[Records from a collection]
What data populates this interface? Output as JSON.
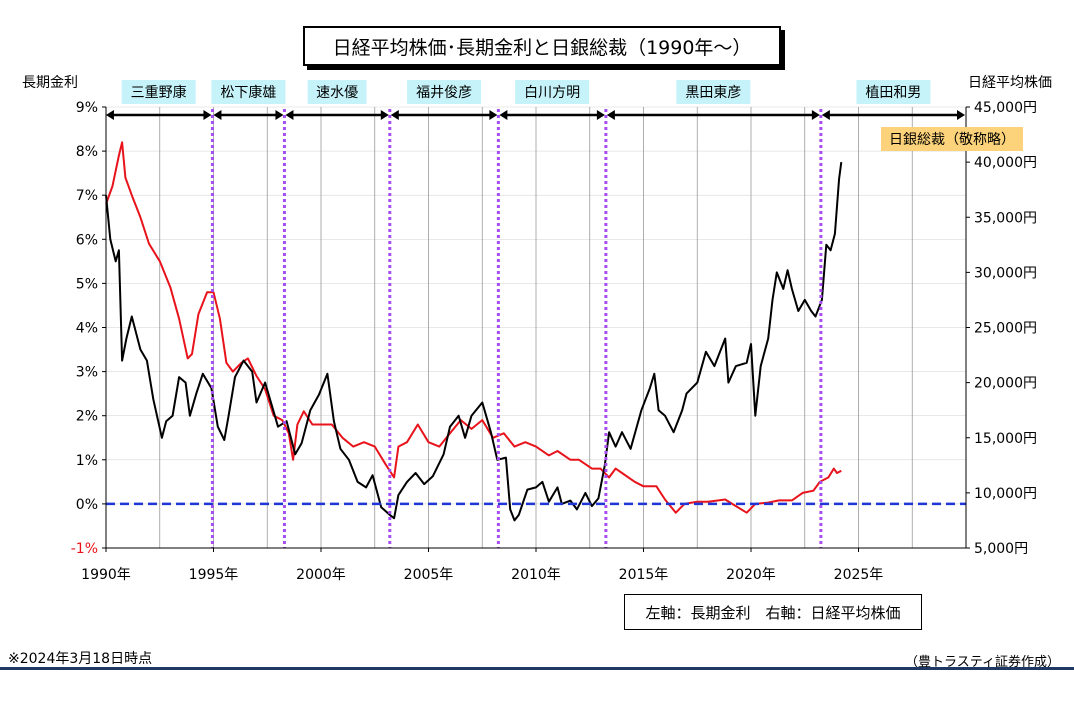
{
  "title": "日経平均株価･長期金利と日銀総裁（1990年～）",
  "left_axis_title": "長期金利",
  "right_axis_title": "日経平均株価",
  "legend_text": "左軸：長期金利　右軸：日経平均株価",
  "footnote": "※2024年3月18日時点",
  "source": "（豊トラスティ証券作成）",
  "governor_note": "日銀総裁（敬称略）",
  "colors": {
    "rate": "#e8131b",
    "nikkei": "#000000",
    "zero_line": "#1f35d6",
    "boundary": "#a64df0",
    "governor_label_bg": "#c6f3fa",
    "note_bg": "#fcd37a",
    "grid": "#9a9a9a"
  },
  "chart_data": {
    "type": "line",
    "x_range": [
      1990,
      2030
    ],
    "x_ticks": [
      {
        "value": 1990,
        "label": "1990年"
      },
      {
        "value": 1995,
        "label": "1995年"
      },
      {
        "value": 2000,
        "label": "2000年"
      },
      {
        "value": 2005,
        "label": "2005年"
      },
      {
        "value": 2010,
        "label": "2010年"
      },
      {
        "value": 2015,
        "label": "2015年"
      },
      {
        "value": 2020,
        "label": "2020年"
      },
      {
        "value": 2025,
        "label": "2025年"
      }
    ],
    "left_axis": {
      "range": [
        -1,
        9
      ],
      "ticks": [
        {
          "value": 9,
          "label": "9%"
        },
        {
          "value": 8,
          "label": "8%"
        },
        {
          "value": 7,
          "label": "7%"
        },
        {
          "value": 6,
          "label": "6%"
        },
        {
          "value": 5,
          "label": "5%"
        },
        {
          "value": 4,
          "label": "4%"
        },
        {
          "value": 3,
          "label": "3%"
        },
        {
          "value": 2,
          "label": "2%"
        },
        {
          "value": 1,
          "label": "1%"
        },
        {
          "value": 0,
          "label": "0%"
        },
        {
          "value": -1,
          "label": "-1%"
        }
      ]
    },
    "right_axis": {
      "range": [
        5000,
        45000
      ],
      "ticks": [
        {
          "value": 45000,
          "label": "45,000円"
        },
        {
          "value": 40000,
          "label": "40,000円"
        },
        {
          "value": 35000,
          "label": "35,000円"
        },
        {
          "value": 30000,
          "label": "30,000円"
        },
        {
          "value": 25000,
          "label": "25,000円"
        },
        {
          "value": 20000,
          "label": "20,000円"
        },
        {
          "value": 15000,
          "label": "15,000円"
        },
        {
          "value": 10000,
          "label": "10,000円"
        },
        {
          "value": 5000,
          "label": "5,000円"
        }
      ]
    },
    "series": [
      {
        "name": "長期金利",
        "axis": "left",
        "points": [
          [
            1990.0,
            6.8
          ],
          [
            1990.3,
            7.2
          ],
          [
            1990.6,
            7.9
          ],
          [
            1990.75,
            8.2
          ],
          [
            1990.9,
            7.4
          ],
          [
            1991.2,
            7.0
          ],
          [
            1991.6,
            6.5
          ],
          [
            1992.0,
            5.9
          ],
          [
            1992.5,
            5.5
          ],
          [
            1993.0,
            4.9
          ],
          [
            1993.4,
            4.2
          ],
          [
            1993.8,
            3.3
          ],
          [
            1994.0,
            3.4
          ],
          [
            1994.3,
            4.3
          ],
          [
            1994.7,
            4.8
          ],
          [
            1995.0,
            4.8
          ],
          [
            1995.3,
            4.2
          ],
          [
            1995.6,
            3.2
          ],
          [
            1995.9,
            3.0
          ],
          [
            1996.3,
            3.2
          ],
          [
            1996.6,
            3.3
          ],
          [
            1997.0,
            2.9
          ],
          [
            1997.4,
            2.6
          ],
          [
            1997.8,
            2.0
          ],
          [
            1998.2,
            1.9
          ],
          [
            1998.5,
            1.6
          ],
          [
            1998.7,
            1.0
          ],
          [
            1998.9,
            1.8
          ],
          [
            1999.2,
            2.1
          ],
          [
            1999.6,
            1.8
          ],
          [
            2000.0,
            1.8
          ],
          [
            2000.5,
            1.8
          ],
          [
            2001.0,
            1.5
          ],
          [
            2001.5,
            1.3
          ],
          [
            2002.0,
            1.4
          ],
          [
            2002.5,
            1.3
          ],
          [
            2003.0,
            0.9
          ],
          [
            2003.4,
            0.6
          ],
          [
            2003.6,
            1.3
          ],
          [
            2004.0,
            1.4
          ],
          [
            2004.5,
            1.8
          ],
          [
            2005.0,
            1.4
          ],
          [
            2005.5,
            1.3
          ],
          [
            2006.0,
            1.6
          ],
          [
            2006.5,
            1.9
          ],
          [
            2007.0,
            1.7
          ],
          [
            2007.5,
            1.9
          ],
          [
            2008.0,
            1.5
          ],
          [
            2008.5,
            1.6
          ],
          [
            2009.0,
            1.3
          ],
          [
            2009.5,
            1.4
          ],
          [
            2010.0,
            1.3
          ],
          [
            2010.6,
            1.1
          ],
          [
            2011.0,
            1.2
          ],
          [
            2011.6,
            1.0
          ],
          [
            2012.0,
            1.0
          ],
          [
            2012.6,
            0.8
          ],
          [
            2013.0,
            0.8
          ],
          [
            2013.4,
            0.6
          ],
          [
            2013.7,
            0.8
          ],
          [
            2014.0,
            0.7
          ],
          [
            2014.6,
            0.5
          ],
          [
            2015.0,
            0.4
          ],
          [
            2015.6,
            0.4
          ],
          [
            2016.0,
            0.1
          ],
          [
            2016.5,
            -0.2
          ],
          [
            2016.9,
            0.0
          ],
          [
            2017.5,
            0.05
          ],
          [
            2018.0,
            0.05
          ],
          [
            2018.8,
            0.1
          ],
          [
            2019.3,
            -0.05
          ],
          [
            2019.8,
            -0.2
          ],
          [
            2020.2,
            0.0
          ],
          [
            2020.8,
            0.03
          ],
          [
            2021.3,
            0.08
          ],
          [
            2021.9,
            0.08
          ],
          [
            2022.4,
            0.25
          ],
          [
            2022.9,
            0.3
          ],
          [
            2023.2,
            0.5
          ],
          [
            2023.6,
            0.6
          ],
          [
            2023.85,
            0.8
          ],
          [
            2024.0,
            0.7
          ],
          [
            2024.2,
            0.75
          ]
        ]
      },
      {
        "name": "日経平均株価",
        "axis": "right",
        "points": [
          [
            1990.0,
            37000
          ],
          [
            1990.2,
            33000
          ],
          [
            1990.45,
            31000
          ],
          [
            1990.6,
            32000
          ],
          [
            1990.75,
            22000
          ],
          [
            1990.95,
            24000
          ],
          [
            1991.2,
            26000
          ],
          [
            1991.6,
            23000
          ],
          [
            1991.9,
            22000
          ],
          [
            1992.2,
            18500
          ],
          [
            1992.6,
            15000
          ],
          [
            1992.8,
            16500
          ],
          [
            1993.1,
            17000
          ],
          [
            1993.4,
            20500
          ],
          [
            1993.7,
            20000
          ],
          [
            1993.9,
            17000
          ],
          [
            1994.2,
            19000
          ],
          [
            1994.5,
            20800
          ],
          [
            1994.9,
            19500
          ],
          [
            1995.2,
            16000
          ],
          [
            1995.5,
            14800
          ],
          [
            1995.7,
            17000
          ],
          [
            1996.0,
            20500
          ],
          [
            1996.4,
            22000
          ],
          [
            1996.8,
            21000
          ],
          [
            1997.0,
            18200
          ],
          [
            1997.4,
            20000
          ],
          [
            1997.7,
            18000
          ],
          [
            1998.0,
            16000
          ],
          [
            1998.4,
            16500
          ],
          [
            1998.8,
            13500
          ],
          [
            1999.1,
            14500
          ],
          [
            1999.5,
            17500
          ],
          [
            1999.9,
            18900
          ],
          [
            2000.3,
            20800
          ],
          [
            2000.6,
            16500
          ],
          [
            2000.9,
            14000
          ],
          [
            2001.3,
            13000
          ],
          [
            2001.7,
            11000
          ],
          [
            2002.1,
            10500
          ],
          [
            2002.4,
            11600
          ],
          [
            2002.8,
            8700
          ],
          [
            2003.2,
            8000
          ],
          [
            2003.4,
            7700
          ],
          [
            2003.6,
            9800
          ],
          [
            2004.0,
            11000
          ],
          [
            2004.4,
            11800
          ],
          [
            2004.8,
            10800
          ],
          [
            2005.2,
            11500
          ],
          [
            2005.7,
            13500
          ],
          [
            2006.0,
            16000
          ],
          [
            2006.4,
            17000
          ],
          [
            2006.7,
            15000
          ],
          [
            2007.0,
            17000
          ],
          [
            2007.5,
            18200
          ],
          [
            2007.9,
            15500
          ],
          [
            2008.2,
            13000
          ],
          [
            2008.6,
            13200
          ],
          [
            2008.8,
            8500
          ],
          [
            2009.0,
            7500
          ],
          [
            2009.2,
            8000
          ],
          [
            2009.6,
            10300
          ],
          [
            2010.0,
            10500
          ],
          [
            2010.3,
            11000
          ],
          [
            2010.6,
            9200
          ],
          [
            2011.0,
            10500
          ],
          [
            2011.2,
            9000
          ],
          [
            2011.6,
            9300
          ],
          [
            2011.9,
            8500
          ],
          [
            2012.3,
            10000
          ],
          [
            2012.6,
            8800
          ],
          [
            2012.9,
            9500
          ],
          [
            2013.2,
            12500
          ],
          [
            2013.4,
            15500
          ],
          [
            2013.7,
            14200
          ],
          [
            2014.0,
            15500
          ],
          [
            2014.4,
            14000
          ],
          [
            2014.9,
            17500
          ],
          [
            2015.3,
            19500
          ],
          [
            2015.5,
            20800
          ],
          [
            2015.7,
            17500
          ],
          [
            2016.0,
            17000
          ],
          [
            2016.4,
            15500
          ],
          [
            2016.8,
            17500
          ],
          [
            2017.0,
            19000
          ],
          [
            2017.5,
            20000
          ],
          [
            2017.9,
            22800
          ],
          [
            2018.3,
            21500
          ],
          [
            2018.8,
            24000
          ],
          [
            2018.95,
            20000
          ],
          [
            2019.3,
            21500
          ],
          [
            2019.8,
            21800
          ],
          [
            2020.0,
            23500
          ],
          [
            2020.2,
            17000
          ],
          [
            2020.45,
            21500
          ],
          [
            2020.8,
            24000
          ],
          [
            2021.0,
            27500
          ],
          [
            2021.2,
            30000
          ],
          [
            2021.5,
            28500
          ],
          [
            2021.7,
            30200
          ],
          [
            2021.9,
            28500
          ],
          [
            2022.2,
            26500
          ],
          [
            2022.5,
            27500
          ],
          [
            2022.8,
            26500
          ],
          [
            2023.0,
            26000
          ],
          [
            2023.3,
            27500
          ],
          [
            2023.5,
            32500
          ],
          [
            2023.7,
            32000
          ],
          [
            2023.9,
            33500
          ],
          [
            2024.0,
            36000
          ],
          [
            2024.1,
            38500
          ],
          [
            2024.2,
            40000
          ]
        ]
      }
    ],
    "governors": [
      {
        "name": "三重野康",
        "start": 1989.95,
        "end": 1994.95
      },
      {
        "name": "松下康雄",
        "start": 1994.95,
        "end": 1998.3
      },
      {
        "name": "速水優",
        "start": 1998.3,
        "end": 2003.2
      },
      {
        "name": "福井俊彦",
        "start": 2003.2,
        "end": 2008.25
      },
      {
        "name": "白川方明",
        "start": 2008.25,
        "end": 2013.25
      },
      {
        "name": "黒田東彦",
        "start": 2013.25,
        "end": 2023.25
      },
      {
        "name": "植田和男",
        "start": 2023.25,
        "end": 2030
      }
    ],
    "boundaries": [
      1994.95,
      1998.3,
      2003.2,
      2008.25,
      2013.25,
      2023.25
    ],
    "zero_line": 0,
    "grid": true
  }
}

WHAT THE TASK ASKS ▸
In the entries above, count each line with "start"; reply with the total only.

TASK ANSWER ▸
7